>>>

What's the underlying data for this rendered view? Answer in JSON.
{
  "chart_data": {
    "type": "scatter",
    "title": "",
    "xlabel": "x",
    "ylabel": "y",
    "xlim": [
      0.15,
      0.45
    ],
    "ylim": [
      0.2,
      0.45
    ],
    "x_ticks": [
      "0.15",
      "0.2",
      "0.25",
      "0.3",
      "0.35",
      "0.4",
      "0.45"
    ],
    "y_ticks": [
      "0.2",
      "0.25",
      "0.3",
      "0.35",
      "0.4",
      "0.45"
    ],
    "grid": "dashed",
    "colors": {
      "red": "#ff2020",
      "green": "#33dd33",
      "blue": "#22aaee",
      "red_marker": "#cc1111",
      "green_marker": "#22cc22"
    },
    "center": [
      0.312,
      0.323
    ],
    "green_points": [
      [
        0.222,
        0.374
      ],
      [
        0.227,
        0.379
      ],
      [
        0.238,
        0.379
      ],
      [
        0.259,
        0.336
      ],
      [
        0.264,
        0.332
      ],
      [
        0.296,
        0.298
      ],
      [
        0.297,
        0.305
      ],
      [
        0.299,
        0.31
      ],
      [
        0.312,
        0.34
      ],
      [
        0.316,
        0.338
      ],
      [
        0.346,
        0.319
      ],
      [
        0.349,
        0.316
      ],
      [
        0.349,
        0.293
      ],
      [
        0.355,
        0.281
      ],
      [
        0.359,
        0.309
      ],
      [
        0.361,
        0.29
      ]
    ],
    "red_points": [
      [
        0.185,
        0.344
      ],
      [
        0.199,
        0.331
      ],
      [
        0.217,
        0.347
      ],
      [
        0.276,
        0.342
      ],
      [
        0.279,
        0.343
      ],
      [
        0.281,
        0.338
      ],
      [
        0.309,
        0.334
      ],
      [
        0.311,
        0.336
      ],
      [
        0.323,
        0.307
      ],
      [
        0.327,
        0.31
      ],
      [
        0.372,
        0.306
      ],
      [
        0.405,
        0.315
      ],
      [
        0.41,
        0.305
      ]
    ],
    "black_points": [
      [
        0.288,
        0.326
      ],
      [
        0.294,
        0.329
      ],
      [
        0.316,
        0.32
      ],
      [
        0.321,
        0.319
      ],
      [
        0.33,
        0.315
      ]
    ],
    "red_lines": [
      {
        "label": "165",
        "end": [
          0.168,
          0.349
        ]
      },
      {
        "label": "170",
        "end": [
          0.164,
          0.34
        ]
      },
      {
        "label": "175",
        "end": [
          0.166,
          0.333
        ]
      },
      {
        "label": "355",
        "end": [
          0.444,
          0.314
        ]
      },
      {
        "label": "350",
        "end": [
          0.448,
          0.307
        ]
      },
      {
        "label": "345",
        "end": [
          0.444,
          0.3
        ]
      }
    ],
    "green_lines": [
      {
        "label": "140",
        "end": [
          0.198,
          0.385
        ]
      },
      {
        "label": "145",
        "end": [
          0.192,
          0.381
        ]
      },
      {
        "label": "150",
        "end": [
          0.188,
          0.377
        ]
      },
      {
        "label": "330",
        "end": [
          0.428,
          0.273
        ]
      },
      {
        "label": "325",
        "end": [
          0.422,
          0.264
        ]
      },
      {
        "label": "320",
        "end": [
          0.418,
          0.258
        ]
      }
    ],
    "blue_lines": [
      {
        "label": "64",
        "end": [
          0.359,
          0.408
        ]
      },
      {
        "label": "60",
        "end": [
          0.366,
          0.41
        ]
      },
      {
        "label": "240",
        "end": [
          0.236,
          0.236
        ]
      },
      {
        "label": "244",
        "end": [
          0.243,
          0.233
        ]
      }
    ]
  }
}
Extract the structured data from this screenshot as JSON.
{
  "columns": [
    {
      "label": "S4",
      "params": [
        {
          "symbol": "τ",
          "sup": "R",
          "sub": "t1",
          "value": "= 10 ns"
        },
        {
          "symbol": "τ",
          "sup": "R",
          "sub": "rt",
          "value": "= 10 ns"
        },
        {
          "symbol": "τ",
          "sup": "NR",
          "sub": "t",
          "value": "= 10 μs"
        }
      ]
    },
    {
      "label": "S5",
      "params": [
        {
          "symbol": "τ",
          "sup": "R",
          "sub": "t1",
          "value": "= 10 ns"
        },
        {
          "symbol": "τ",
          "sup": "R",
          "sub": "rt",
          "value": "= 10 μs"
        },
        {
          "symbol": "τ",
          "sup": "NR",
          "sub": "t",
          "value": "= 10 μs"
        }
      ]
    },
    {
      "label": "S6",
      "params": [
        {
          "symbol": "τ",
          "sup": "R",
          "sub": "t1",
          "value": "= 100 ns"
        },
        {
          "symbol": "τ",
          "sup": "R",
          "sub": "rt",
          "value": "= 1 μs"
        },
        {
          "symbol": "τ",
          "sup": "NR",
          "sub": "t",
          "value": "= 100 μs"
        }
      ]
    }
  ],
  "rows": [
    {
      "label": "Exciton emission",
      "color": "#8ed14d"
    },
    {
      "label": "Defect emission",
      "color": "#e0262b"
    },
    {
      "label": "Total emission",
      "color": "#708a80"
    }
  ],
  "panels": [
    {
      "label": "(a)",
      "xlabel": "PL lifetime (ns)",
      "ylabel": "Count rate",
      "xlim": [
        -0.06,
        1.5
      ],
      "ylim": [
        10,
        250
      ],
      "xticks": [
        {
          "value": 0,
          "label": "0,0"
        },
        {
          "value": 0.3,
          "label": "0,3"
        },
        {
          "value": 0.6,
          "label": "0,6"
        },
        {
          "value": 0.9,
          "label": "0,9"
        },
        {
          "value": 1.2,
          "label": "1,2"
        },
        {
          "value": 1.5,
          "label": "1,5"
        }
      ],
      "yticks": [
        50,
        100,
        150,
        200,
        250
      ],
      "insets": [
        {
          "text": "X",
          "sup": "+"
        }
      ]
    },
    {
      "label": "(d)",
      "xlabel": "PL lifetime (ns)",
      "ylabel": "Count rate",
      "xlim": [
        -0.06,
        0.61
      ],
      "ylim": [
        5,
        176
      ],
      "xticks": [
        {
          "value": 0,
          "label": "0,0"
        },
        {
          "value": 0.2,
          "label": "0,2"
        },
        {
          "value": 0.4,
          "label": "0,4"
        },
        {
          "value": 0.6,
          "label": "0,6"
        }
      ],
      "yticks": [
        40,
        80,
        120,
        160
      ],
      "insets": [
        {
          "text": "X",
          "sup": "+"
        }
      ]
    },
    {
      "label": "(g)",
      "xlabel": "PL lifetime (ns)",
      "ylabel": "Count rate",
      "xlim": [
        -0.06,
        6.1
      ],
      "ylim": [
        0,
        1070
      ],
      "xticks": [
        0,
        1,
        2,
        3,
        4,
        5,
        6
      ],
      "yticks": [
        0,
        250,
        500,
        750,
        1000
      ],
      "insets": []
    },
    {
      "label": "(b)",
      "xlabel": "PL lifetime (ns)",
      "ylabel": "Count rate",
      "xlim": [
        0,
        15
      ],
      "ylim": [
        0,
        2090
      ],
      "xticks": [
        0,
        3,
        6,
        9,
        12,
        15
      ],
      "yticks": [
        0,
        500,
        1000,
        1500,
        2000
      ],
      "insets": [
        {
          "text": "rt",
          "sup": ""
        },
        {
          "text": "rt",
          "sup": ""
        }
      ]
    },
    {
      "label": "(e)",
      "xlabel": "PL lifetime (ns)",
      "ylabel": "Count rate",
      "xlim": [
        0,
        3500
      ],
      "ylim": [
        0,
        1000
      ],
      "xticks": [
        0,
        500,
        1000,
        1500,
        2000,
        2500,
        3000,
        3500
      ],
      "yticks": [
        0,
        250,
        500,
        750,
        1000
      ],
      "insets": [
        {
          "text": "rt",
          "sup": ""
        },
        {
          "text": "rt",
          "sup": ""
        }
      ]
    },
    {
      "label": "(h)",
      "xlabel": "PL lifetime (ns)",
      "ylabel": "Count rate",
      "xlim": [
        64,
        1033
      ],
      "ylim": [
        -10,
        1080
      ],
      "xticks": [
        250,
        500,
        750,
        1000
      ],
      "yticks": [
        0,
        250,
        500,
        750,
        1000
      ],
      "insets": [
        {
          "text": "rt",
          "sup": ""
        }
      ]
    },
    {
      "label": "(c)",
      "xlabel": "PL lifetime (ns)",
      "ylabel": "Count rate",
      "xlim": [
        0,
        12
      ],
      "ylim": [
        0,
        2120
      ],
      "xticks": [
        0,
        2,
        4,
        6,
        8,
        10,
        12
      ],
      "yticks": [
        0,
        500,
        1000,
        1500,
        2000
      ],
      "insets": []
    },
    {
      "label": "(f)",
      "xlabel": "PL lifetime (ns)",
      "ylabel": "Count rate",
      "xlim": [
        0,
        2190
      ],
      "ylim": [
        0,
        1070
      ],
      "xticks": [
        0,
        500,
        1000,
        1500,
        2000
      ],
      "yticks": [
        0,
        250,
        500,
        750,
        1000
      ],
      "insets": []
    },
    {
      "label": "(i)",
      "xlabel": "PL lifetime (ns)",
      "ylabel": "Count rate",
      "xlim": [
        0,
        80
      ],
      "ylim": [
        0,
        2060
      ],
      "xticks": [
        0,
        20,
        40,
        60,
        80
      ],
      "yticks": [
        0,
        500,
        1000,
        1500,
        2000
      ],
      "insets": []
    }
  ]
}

<<<

■ GIVEN PROBLEM ■
Return every line holding the word "this" from the records.

■ FULL OUTPUT ■
What's the underlying data for this rendered view? Answer in JSON.
Extract the structured data from this screenshot as JSON.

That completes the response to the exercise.